"""

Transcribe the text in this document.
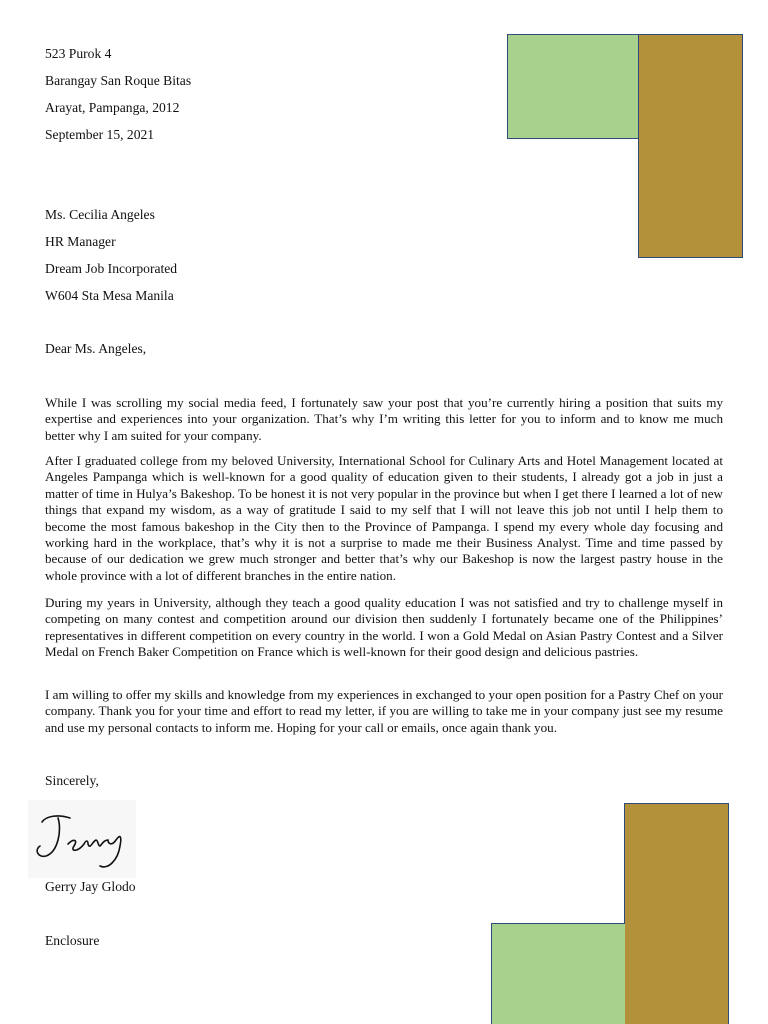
523 Purok 4
Barangay San Roque Bitas
Arayat, Pampanga, 2012
September 15, 2021
Ms. Cecilia Angeles
HR Manager
Dream Job Incorporated
W604 Sta Mesa Manila
Dear Ms. Angeles,
While I was scrolling my social media feed, I fortunately saw your post that you’re currently hiring a position that suits my expertise and experiences into your organization. That’s why I’m writing this letter for you to inform and to know me much better why I am suited for your company.
After I graduated college from my beloved University, International School for Culinary Arts and Hotel Management located at Angeles Pampanga which is well-known for a good quality of education given to their students, I already got a job in just a matter of time in Hulya’s Bakeshop. To be honest it is not very popular in the province but when I get there I learned a lot of new things that expand my wisdom, as a way of gratitude I said to my self that I will not leave this job not until I help them to become the most famous bakeshop in the City then to the Province of Pampanga. I spend my every whole day focusing and working hard in the workplace, that’s why it is not a surprise to made me their Business Analyst. Time and time passed by because of our dedication we grew much stronger and better that’s why our Bakeshop is now the largest pastry house in the whole province with a lot of different branches in the entire nation.
During my years in University, although they teach a good quality education I was not satisfied and try to challenge myself in competing on many contest and competition around our division then suddenly I fortunately became one of the Philippines’ representatives in different competition on every country in the world. I won a Gold Medal on Asian Pastry Contest and a Silver Medal on French Baker Competition on France which is well-known for their good design and delicious pastries.
I am willing to offer my skills and knowledge from my experiences in exchanged to your open position for a Pastry Chef on your company. Thank you for your time and effort to read my letter, if you are willing to take me in your company just see my resume and use my personal contacts to inform me. Hoping for your call or emails, once again thank you.
Sincerely,
Gerry Jay Glodo
Enclosure
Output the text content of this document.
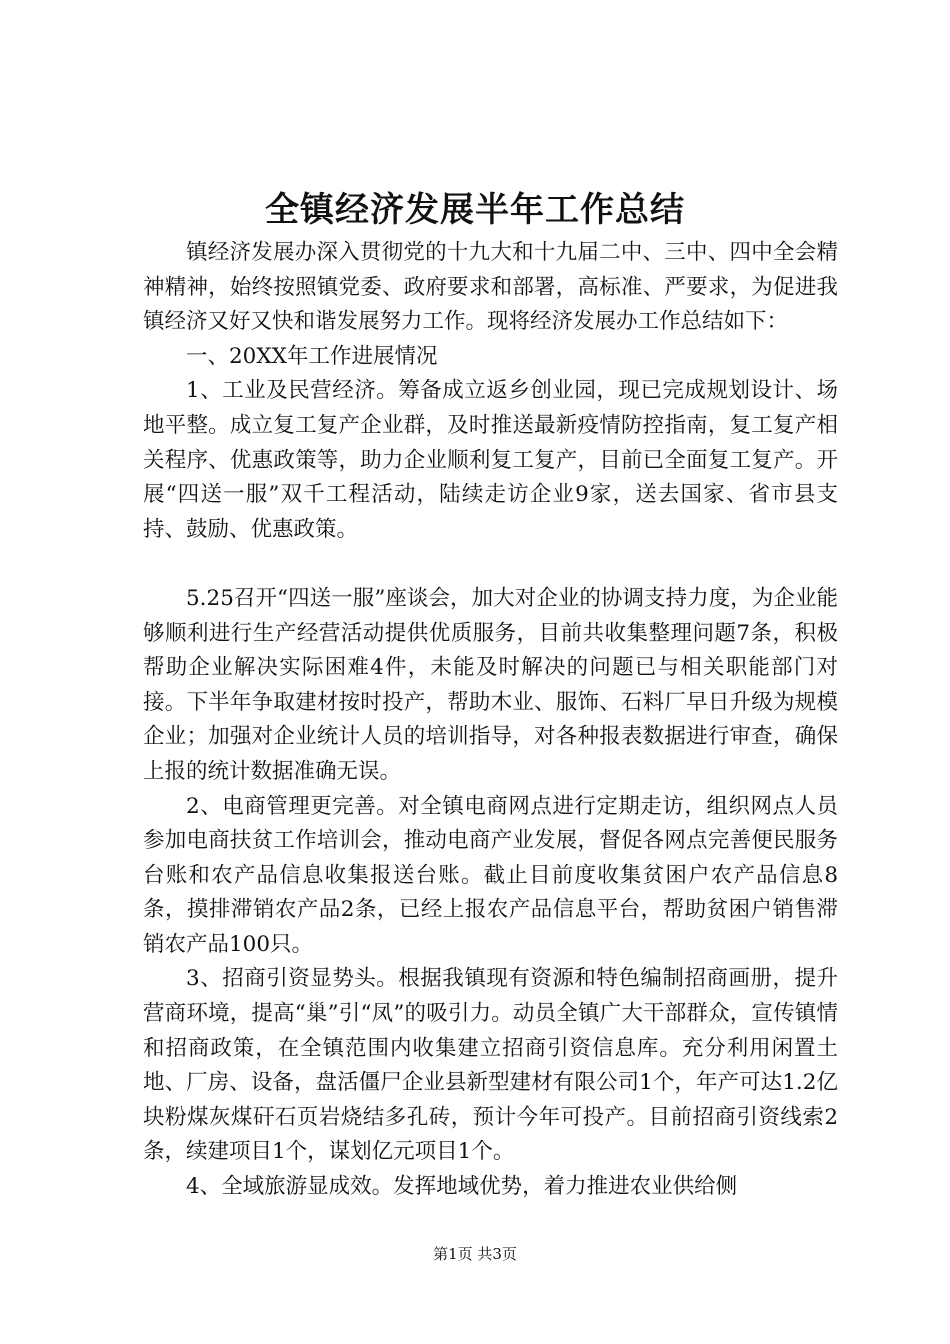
全镇经济发展半年工作总结

镇经济发展办深入贯彻党的十九大和十九届二中、三中、四中全会精神精神，始终按照镇党委、政府要求和部署，高标准、严要求，为促进我镇经济又好又快和谐发展努力工作。现将经济发展办工作总结如下：

一、20XX年工作进展情况

1、工业及民营经济。筹备成立返乡创业园，现已完成规划设计、场地平整。成立复工复产企业群，及时推送最新疫情防控指南，复工复产相关程序、优惠政策等，助力企业顺利复工复产，目前已全面复工复产。开展“四送一服”双千工程活动，陆续走访企业9家，送去国家、省市县支持、鼓励、优惠政策。

5.25召开“四送一服”座谈会，加大对企业的协调支持力度，为企业能够顺利进行生产经营活动提供优质服务，目前共收集整理问题7条，积极帮助企业解决实际困难4件，未能及时解决的问题已与相关职能部门对接。下半年争取建材按时投产，帮助木业、服饰、石料厂早日升级为规模企业；加强对企业统计人员的培训指导，对各种报表数据进行审查，确保上报的统计数据准确无误。

2、电商管理更完善。对全镇电商网点进行定期走访，组织网点人员参加电商扶贫工作培训会，推动电商产业发展，督促各网点完善便民服务台账和农产品信息收集报送台账。截止目前度收集贫困户农产品信息8条，摸排滞销农产品2条，已经上报农产品信息平台，帮助贫困户销售滞销农产品100只。

3、招商引资显势头。根据我镇现有资源和特色编制招商画册，提升营商环境，提高“巢”引“凤”的吸引力。动员全镇广大干部群众，宣传镇情和招商政策，在全镇范围内收集建立招商引资信息库。充分利用闲置土地、厂房、设备，盘活僵尸企业县新型建材有限公司1个，年产可达1.2亿块粉煤灰煤矸石页岩烧结多孔砖，预计今年可投产。目前招商引资线索2条，续建项目1个，谋划亿元项目1个。

4、全域旅游显成效。发挥地域优势，着力推进农业供给侧

第1页 共3页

"""

Work instructions: Pick each line holding the word "四送一服" out of the data and copy it.

Result for this exercise:
1、工业及民营经济。筹备成立返乡创业园，现已完成规划设计、场地平整。成立复工复产企业群，及时推送最新疫情防控指南，复工复产相关程序、优惠政策等，助力企业顺利复工复产，目前已全面复工复产。开展“四送一服”双千工程活动，陆续走访企业9家，送去国家、省市县支持、鼓励、优惠政策。
5.25召开“四送一服”座谈会，加大对企业的协调支持力度，为企业能够顺利进行生产经营活动提供优质服务，目前共收集整理问题7条，积极帮助企业解决实际困难4件，未能及时解决的问题已与相关职能部门对接。下半年争取建材按时投产，帮助木业、服饰、石料厂早日升级为规模企业；加强对企业统计人员的培训指导，对各种报表数据进行审查，确保上报的统计数据准确无误。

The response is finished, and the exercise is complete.